== Dataset items ==
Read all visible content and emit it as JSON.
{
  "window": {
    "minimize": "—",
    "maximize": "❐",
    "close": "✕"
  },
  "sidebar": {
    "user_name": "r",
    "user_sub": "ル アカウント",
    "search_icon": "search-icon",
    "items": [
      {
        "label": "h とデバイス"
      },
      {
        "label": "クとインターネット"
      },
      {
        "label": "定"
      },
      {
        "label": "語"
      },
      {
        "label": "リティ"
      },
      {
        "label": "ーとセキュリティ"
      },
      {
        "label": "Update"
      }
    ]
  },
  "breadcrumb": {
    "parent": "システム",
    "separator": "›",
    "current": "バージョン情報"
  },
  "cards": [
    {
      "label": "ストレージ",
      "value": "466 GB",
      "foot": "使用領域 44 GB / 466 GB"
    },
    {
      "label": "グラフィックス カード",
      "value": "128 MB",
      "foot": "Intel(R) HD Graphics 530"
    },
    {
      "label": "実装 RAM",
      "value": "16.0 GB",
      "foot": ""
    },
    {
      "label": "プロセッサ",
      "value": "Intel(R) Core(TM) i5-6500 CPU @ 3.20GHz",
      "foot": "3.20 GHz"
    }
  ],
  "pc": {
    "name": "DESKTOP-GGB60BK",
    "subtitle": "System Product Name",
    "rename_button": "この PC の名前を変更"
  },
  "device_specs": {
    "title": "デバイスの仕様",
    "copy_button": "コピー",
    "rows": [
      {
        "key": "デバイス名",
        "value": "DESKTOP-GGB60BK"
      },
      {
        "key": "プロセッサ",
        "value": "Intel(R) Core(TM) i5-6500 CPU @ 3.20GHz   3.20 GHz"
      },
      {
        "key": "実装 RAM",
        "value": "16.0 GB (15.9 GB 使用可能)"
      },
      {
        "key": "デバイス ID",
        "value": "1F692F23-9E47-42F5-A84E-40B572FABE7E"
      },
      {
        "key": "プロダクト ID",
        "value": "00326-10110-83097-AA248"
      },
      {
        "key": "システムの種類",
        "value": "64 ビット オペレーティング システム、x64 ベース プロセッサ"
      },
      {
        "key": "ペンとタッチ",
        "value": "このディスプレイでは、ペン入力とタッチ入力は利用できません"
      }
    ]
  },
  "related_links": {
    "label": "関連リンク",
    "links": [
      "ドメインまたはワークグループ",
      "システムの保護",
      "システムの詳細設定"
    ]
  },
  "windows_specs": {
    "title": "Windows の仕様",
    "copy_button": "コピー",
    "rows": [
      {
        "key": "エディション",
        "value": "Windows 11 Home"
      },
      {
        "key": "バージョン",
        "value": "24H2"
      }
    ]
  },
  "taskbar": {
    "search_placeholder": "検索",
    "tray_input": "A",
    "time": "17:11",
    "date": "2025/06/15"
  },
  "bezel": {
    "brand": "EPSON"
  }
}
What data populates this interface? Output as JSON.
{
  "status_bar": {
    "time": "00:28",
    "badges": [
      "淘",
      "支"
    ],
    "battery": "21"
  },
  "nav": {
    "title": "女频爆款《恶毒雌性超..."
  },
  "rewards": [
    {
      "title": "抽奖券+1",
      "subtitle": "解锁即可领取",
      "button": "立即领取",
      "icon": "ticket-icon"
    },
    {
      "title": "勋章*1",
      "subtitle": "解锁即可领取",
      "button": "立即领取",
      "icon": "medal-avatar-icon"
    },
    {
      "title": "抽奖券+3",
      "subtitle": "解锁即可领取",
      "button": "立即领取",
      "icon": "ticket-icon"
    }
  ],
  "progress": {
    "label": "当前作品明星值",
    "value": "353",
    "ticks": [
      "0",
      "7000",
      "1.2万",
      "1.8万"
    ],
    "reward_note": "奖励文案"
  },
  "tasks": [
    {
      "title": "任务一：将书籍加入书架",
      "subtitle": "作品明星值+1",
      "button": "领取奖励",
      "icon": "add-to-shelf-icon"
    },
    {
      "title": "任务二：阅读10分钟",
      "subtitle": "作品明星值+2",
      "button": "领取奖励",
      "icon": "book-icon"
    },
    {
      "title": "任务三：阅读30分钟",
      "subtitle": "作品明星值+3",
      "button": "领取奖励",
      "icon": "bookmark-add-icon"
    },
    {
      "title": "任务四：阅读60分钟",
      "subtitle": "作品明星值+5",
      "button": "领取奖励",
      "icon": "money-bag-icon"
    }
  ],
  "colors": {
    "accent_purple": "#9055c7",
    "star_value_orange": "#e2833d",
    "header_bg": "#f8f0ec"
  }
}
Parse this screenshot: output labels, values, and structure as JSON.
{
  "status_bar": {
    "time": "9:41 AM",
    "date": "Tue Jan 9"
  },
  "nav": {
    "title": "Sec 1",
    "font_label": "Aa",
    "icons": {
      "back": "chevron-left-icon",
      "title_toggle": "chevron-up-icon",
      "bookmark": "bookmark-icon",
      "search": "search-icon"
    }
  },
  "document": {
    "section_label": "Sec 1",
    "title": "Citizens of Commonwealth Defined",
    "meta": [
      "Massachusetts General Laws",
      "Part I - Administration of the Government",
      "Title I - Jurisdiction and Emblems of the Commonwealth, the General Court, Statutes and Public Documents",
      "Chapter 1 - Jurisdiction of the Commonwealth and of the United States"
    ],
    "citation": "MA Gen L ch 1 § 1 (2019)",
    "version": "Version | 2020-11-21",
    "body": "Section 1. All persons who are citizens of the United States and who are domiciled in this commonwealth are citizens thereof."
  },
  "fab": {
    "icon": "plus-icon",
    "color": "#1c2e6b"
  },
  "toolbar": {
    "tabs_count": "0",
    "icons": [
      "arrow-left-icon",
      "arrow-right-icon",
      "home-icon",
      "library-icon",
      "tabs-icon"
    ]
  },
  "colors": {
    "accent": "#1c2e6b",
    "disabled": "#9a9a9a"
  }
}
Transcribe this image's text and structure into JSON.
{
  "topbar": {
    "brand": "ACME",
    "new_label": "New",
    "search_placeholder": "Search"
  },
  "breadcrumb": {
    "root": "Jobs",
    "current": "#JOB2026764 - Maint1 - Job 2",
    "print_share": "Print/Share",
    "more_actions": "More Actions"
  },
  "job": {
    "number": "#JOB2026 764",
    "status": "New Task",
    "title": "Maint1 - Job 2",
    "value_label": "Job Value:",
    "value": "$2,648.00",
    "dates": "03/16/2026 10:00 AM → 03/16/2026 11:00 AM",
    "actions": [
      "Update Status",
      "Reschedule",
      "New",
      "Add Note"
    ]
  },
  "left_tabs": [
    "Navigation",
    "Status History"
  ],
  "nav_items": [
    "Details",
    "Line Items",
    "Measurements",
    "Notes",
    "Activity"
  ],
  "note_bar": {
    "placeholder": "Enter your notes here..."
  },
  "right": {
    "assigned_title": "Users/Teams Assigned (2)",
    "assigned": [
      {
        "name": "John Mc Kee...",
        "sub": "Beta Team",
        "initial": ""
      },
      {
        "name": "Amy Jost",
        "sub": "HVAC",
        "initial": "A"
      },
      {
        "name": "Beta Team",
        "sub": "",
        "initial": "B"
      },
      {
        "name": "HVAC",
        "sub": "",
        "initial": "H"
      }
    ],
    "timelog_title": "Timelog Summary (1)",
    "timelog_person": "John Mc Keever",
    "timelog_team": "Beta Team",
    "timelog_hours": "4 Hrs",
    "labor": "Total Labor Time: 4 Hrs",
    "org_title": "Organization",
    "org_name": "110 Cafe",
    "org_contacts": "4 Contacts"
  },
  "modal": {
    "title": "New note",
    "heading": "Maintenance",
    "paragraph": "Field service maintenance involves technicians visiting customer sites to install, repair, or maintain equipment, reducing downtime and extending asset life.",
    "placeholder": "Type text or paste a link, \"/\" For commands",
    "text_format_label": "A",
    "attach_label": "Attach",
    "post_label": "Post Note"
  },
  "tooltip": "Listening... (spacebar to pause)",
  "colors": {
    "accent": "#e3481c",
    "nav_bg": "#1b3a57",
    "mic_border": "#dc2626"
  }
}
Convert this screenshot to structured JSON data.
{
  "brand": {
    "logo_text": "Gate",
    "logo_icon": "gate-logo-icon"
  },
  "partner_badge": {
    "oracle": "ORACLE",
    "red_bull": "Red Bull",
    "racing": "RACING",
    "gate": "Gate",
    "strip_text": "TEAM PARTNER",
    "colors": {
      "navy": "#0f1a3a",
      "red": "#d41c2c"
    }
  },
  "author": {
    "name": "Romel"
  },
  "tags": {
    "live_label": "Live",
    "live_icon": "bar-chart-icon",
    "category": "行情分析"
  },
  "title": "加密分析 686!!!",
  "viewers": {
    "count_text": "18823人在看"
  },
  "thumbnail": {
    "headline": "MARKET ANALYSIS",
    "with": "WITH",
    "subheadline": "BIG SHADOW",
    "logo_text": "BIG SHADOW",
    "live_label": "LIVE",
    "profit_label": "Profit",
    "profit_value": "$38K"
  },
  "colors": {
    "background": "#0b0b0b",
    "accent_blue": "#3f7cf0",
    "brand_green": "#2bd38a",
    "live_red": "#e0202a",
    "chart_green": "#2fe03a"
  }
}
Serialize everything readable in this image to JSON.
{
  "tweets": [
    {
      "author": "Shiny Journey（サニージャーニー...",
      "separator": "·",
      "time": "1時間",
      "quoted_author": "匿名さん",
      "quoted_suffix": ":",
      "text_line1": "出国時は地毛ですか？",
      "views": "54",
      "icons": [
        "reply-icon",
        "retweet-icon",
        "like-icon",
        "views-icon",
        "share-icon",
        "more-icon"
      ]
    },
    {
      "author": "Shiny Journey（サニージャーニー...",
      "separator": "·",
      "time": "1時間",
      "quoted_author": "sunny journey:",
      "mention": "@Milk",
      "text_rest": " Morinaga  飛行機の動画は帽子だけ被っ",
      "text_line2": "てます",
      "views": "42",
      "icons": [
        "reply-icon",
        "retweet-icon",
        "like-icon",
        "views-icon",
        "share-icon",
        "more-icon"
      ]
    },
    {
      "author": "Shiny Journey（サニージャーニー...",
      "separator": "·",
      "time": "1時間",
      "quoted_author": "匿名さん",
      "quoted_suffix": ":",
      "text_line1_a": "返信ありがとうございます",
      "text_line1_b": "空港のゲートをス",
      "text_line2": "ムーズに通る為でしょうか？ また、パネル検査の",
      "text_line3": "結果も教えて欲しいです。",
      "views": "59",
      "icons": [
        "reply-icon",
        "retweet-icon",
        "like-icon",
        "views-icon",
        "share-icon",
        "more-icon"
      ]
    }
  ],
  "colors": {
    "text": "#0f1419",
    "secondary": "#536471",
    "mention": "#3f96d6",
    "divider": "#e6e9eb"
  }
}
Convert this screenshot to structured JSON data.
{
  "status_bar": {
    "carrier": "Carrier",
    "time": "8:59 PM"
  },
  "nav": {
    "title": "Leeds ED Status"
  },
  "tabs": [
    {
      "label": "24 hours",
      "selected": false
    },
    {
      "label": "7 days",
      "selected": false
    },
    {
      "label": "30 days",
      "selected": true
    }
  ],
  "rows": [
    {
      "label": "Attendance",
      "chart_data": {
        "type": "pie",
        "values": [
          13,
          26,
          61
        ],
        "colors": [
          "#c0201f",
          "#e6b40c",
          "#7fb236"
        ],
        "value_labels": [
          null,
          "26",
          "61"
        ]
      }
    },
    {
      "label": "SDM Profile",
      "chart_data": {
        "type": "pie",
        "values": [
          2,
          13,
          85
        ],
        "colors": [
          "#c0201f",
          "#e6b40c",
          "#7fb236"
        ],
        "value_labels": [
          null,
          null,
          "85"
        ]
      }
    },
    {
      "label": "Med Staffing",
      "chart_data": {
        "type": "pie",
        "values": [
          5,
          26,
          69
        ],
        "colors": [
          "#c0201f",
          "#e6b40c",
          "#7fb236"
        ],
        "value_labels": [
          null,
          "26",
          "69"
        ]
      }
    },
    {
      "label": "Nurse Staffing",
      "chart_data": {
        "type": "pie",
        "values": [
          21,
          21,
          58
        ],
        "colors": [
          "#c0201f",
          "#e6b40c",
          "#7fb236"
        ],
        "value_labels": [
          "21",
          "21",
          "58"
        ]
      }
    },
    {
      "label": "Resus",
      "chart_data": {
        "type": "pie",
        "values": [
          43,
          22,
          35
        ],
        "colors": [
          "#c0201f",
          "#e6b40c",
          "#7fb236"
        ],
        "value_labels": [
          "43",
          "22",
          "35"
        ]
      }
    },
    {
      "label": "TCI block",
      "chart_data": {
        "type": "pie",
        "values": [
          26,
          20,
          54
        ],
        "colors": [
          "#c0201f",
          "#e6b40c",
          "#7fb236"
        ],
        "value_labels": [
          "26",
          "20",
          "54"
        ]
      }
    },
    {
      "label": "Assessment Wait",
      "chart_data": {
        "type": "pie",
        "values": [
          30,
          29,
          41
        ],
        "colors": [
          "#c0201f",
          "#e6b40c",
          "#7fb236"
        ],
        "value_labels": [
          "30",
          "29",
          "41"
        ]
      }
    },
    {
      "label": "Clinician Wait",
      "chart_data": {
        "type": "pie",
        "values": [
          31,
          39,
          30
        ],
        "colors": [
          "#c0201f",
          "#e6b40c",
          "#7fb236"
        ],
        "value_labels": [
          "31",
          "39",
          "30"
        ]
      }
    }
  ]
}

== Instructions for the task ==
Using the entries above, find all lines with "Intel". Copy them.

== Task answer ==
      "foot": "Intel(R) HD Graphics 530"
      "value": "Intel(R) Core(TM) i5-6500 CPU @ 3.20GHz",
        "value": "Intel(R) Core(TM) i5-6500 CPU @ 3.20GHz   3.20 GHz"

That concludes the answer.